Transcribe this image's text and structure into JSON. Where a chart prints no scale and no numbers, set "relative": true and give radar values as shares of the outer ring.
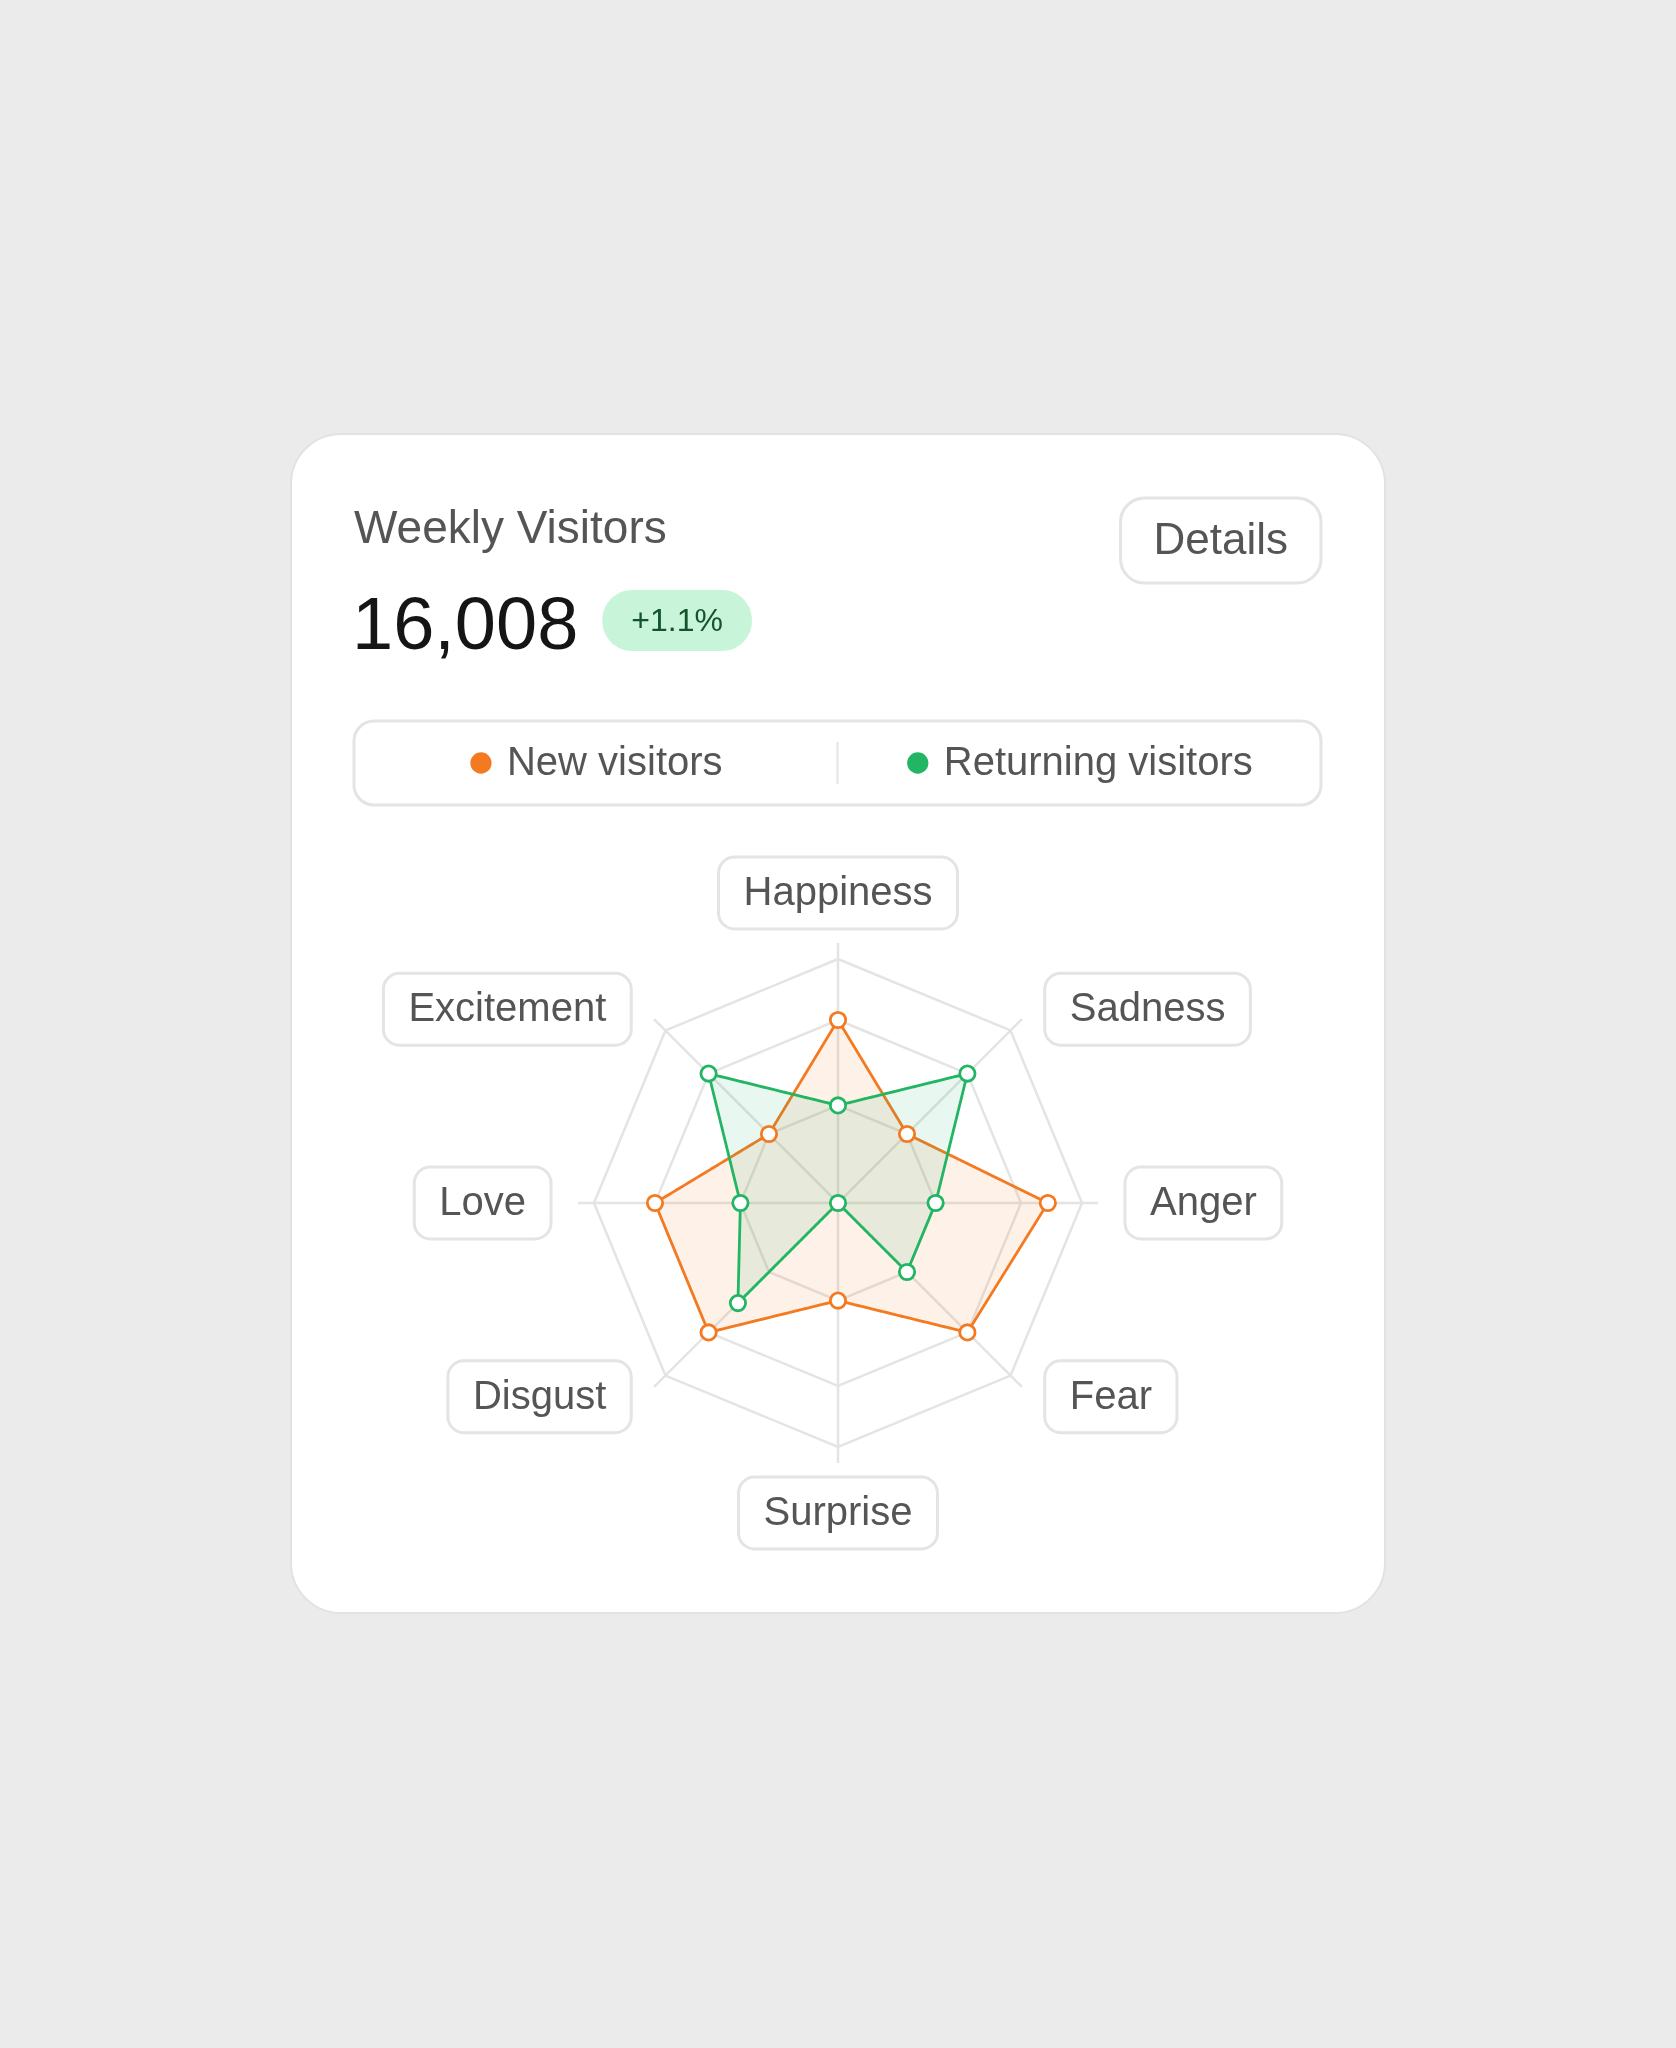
{
  "chart_data": {
    "type": "radar",
    "title": "Weekly Visitors",
    "annotations": [
      "16,008",
      "+1.1%",
      "Details"
    ],
    "categories": [
      "Happiness",
      "Sadness",
      "Anger",
      "Fear",
      "Surprise",
      "Disgust",
      "Love",
      "Excitement"
    ],
    "relative": true,
    "series": [
      {
        "name": "New visitors",
        "color": "#f47a22",
        "values": [
          0.75,
          0.4,
          0.86,
          0.75,
          0.4,
          0.75,
          0.75,
          0.4
        ]
      },
      {
        "name": "Returning visitors",
        "color": "#22b563",
        "values": [
          0.4,
          0.75,
          0.4,
          0.4,
          0,
          0.58,
          0.4,
          0.75
        ]
      }
    ],
    "legend": "top",
    "grid": true,
    "marker": "circle",
    "line_style": "solid"
  }
}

========================================

Written request => Retype each entry precisely. Skip images entirely.

Result below =>
Transcribe this image's text and structure into JSON. Where a chart prints no scale and no numbers, set "relative": true and give radar values as shares of the outer ring.
{
  "chart_data": {
    "type": "radar",
    "title": "Weekly Visitors",
    "annotations": [
      "16,008",
      "+1.1%",
      "Details"
    ],
    "categories": [
      "Happiness",
      "Sadness",
      "Anger",
      "Fear",
      "Surprise",
      "Disgust",
      "Love",
      "Excitement"
    ],
    "relative": true,
    "series": [
      {
        "name": "New visitors",
        "color": "#f47a22",
        "values": [
          0.75,
          0.4,
          0.86,
          0.75,
          0.4,
          0.75,
          0.75,
          0.4
        ]
      },
      {
        "name": "Returning visitors",
        "color": "#22b563",
        "values": [
          0.4,
          0.75,
          0.4,
          0.4,
          0,
          0.58,
          0.4,
          0.75
        ]
      }
    ],
    "legend": "top",
    "grid": true,
    "marker": "circle",
    "line_style": "solid"
  }
}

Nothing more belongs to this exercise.